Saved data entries
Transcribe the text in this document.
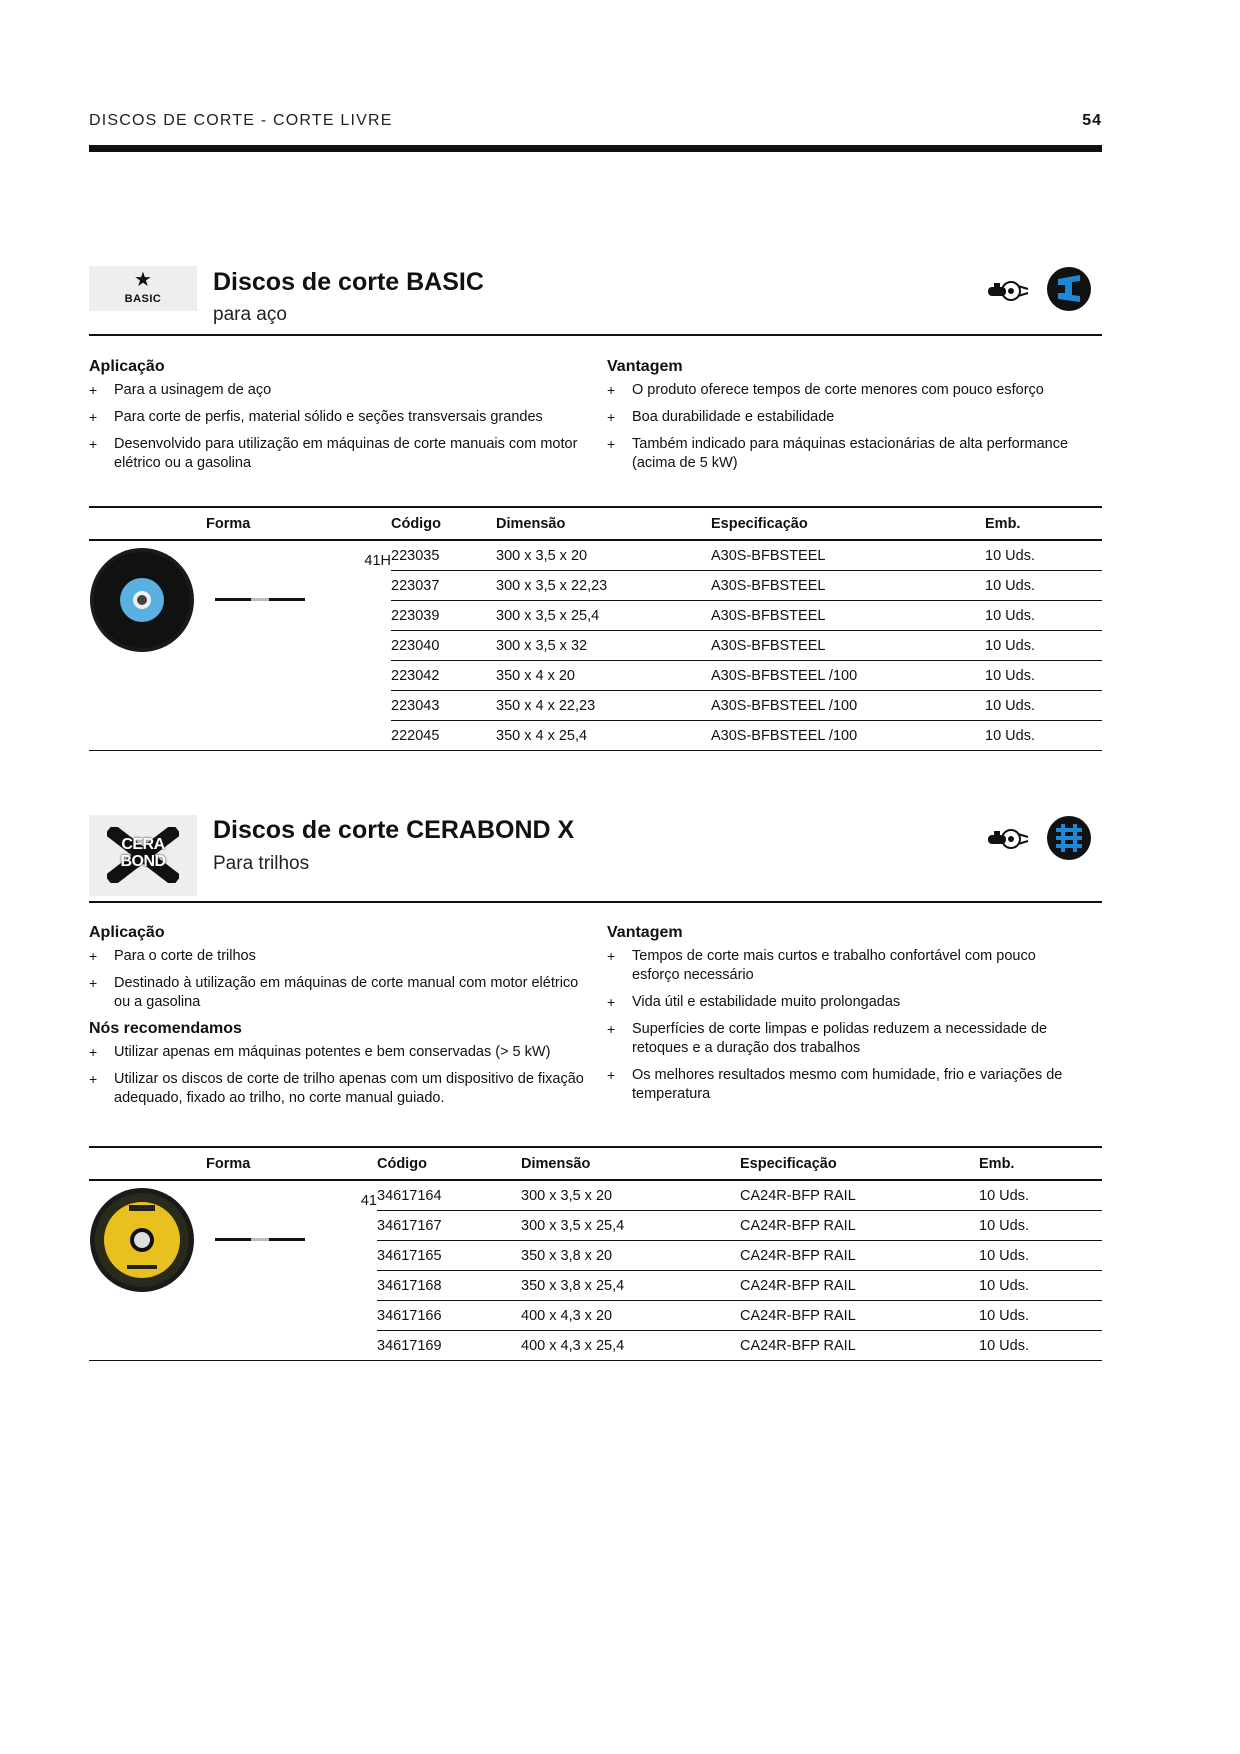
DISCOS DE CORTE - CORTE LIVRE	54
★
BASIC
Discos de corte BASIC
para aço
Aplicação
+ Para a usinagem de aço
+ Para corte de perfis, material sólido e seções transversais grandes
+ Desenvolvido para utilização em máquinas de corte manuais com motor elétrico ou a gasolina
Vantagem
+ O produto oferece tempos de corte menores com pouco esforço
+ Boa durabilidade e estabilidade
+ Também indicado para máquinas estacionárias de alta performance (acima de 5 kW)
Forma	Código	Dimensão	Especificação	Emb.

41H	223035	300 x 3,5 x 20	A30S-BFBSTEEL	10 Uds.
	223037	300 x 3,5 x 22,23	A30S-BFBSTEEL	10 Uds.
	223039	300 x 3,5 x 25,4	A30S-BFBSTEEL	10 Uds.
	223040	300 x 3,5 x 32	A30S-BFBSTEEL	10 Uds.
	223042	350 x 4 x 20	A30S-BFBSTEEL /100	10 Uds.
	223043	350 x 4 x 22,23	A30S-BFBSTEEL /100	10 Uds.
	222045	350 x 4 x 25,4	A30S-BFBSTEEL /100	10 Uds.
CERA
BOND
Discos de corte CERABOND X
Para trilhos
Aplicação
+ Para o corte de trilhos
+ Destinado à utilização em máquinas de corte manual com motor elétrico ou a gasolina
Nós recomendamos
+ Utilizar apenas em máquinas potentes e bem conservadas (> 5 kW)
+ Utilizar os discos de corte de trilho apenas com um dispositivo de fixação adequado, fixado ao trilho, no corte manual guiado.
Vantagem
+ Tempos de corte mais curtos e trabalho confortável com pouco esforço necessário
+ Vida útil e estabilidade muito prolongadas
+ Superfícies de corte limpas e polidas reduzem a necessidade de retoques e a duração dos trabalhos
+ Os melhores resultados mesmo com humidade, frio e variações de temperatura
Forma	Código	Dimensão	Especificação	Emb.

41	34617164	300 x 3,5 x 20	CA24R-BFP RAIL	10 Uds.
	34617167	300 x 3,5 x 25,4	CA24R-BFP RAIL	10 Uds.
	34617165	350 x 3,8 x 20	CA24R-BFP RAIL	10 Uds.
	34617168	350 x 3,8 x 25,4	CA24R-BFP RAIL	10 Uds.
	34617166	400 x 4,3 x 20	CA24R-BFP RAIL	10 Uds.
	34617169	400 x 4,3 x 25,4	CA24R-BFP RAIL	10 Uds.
--
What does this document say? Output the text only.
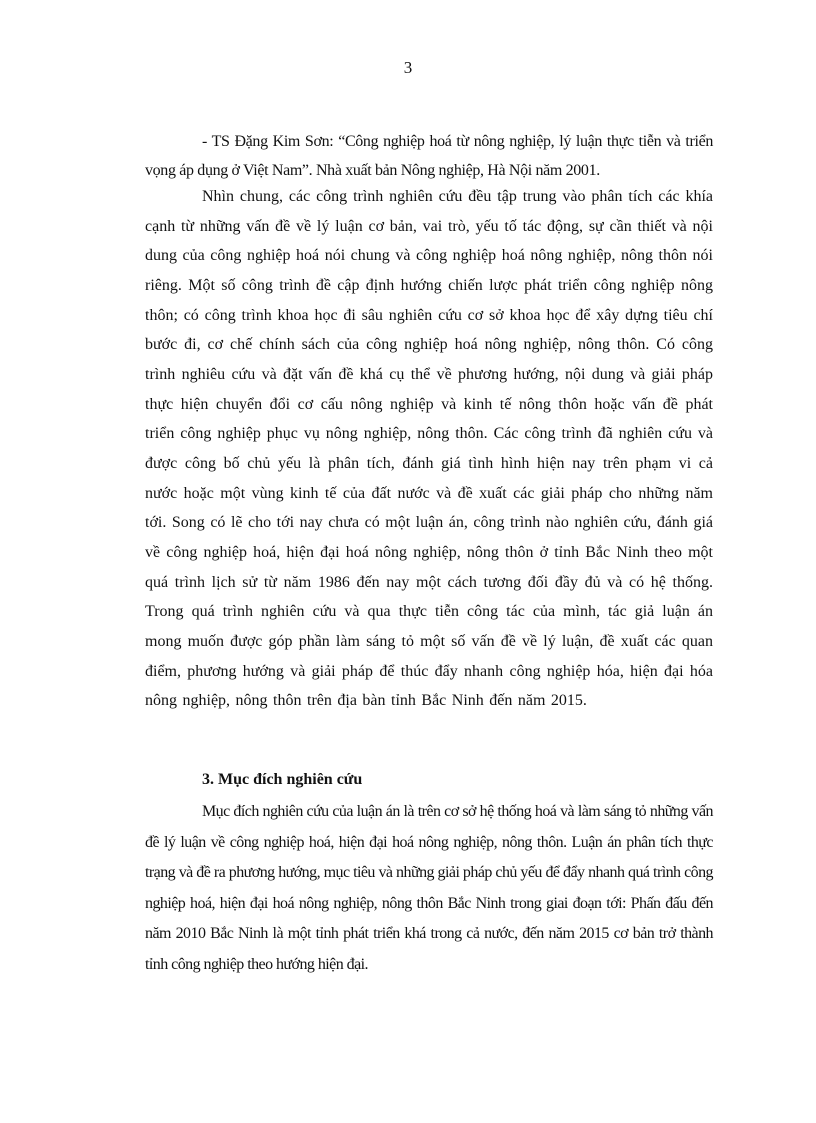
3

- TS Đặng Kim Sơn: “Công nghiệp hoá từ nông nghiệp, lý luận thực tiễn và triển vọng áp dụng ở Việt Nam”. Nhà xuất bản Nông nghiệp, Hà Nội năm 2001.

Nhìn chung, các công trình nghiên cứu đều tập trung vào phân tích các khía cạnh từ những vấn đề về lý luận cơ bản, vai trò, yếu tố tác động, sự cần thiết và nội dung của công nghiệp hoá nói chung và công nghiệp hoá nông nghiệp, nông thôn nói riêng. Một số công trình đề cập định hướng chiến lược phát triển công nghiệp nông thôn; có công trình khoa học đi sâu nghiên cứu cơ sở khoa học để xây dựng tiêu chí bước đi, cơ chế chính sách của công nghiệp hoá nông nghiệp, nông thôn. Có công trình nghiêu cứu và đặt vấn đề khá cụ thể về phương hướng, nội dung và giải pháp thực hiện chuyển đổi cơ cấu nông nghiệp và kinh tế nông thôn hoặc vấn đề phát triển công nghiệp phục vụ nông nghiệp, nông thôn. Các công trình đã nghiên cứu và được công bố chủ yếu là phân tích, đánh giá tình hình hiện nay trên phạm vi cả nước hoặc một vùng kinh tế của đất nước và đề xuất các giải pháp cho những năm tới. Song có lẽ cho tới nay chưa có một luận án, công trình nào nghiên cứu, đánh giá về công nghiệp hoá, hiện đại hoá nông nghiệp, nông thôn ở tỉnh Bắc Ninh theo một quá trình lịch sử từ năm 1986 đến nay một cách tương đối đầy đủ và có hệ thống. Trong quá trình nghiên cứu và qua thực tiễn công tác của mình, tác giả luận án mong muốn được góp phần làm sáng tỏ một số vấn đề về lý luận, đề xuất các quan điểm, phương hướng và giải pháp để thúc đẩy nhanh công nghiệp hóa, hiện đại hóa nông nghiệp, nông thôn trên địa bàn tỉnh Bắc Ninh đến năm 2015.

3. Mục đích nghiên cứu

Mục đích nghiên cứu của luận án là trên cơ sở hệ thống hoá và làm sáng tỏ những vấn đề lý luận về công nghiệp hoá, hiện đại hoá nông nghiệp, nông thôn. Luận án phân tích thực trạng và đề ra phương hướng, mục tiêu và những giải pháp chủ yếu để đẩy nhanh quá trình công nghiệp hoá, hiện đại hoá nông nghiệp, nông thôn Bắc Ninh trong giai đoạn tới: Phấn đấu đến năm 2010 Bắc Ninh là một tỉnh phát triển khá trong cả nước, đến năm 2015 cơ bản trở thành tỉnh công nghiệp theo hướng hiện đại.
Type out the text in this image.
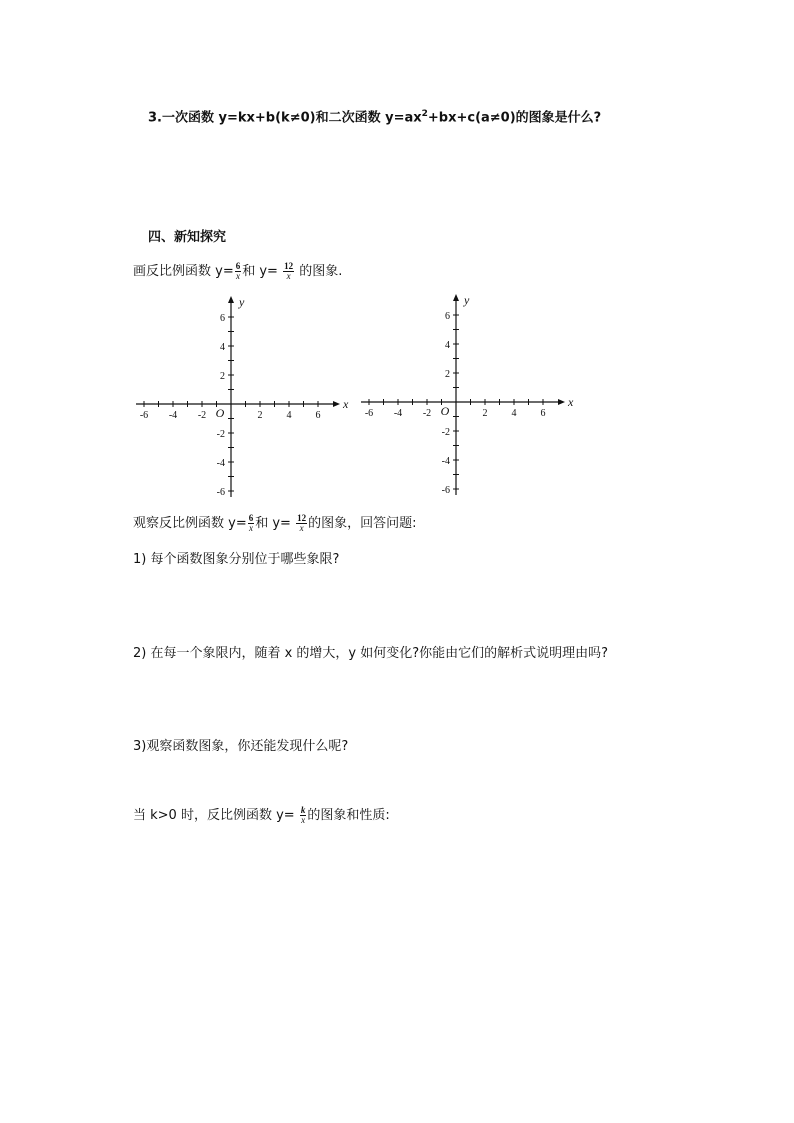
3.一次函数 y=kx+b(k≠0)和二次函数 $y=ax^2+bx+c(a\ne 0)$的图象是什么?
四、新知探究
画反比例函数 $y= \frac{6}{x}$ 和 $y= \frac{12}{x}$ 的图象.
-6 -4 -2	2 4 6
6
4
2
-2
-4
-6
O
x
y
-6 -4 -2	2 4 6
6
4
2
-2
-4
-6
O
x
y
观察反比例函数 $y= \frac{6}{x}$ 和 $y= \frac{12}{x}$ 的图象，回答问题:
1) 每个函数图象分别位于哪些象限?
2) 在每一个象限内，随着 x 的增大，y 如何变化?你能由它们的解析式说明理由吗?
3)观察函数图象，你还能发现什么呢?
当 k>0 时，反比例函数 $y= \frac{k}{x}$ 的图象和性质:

*Exercise objective*: List each line of the entries that holds the string "utilização".

*Response to the task*:
+ Desenvolvido para utilização em máquinas de corte manuais com motor elétrico ou a gasolina
+ Destinado à utilização em máquinas de corte manual com motor elétrico ou a gasolina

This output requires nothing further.